### Box coordinate listings
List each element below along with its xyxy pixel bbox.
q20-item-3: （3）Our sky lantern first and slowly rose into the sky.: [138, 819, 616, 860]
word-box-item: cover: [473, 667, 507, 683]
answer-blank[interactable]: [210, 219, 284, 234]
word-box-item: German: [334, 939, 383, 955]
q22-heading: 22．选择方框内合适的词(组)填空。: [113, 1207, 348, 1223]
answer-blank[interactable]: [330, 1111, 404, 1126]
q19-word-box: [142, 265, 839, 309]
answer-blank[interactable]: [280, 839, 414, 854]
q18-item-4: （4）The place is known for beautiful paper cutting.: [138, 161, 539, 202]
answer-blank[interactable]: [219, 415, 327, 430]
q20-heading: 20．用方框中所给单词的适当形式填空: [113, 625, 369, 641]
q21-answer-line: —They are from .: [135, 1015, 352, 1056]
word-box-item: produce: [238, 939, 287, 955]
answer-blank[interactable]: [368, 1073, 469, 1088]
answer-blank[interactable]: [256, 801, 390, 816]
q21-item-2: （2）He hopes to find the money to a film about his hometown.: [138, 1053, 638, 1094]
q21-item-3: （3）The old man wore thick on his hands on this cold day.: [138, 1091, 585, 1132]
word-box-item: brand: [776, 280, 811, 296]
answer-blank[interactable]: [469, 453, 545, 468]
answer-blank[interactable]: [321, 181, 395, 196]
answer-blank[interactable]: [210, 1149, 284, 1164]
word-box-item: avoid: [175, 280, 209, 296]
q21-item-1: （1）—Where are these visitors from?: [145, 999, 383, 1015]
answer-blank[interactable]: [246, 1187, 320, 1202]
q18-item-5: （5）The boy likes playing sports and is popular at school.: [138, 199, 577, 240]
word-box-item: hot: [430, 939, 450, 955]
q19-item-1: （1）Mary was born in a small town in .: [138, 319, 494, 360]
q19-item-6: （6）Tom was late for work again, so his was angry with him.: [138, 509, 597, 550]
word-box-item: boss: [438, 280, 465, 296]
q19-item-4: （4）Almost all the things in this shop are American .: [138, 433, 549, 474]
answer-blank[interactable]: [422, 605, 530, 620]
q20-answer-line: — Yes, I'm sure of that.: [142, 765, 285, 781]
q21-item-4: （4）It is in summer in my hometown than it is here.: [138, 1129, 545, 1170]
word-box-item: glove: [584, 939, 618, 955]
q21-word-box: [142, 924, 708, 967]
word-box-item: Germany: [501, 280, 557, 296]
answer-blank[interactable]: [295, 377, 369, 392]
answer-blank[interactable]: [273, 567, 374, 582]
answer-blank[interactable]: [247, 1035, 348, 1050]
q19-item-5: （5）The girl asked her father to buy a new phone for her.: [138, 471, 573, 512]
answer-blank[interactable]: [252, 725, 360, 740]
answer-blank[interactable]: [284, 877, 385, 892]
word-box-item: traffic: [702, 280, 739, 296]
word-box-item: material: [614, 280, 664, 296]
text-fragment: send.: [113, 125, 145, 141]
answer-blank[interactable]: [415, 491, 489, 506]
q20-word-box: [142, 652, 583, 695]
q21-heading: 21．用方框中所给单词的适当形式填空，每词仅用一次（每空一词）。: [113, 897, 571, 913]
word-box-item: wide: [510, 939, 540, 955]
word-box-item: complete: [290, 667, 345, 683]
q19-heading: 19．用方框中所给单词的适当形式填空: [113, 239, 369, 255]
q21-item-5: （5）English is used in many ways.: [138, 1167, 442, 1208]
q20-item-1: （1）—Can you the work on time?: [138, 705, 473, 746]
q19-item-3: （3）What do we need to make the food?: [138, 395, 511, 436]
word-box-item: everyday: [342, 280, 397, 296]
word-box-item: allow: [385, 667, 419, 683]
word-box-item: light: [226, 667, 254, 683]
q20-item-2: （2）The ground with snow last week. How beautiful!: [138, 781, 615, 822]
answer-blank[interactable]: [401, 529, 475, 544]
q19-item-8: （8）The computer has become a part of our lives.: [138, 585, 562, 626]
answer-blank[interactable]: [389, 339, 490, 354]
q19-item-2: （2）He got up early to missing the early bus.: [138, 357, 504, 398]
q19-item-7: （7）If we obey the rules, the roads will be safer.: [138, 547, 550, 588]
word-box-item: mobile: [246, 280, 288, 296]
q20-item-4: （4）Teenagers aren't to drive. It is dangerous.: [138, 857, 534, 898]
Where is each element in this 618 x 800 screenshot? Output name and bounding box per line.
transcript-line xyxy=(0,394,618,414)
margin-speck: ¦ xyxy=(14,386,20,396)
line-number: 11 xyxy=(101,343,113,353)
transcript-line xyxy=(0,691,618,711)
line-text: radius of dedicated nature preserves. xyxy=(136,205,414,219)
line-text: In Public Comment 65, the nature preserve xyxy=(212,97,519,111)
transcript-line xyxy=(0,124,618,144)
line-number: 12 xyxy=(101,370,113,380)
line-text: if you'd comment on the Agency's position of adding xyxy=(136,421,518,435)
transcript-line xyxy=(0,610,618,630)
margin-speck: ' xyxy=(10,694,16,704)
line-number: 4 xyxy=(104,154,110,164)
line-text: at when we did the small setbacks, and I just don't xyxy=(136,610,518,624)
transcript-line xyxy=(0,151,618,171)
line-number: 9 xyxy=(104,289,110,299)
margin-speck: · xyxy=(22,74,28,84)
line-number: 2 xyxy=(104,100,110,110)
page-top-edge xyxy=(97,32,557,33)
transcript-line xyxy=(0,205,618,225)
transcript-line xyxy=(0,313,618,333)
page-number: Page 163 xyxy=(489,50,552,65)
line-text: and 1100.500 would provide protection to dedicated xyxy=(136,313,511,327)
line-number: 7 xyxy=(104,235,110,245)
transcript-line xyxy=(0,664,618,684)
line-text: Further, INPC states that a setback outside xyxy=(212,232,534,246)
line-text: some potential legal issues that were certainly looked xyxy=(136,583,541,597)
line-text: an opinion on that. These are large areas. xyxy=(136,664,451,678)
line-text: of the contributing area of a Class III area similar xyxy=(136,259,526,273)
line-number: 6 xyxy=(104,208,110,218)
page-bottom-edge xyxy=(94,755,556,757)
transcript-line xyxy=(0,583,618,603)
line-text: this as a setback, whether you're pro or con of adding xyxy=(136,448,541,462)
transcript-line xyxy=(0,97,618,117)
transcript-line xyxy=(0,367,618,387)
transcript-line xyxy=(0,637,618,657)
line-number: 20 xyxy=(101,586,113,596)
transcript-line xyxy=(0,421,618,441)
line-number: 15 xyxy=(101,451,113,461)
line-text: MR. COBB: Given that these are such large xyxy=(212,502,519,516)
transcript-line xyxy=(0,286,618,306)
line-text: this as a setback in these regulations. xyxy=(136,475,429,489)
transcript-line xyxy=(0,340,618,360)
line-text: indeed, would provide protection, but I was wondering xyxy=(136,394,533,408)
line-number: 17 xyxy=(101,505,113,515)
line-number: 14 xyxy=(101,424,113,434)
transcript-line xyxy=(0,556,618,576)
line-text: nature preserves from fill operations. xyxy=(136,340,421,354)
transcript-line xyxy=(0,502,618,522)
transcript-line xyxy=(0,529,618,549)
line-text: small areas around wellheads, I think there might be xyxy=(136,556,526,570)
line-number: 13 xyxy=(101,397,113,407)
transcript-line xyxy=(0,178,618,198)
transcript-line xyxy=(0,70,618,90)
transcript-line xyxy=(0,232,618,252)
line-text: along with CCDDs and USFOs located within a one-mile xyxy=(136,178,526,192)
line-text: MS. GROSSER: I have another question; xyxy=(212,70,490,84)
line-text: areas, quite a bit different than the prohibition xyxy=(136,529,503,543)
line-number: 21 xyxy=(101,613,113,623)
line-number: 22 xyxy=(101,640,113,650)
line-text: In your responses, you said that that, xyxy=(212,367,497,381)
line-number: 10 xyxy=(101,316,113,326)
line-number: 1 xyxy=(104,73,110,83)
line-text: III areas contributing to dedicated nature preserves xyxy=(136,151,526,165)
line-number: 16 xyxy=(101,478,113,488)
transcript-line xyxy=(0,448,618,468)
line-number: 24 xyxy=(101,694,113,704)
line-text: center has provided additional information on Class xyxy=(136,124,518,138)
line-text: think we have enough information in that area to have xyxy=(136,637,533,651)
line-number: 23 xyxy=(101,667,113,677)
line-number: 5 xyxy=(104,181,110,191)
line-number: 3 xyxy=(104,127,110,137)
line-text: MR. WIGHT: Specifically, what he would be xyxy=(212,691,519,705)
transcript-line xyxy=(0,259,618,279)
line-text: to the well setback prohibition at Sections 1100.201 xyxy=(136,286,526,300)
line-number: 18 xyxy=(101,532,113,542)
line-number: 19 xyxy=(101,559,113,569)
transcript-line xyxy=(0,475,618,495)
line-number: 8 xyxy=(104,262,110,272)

### Exercise aim
Copy the entries from the start through the line with "answer-blank[interactable]: [246, 1187, 320, 1202]", swapping "cold" for "chilly" and leaving everything else unchanged.

### Exercise solution
List each element below along with its xyxy pixel bbox.
q20-item-3: （3）Our sky lantern first and slowly rose into the sky.: [138, 819, 616, 860]
word-box-item: cover: [473, 667, 507, 683]
answer-blank[interactable]: [210, 219, 284, 234]
word-box-item: German: [334, 939, 383, 955]
q22-heading: 22．选择方框内合适的词(组)填空。: [113, 1207, 348, 1223]
answer-blank[interactable]: [330, 1111, 404, 1126]
q19-word-box: [142, 265, 839, 309]
answer-blank[interactable]: [280, 839, 414, 854]
q18-item-4: （4）The place is known for beautiful paper cutting.: [138, 161, 539, 202]
answer-blank[interactable]: [219, 415, 327, 430]
q20-heading: 20．用方框中所给单词的适当形式填空: [113, 625, 369, 641]
q21-answer-line: —They are from .: [135, 1015, 352, 1056]
word-box-item: produce: [238, 939, 287, 955]
answer-blank[interactable]: [368, 1073, 469, 1088]
answer-blank[interactable]: [256, 801, 390, 816]
q21-item-2: （2）He hopes to find the money to a film about his hometown.: [138, 1053, 638, 1094]
q21-item-3: （3）The old man wore thick on his hands on this chilly day.: [138, 1091, 585, 1132]
word-box-item: brand: [776, 280, 811, 296]
answer-blank[interactable]: [469, 453, 545, 468]
answer-blank[interactable]: [321, 181, 395, 196]
answer-blank[interactable]: [210, 1149, 284, 1164]
word-box-item: avoid: [175, 280, 209, 296]
q21-item-1: （1）—Where are these visitors from?: [145, 999, 383, 1015]
answer-blank[interactable]: [246, 1187, 320, 1202]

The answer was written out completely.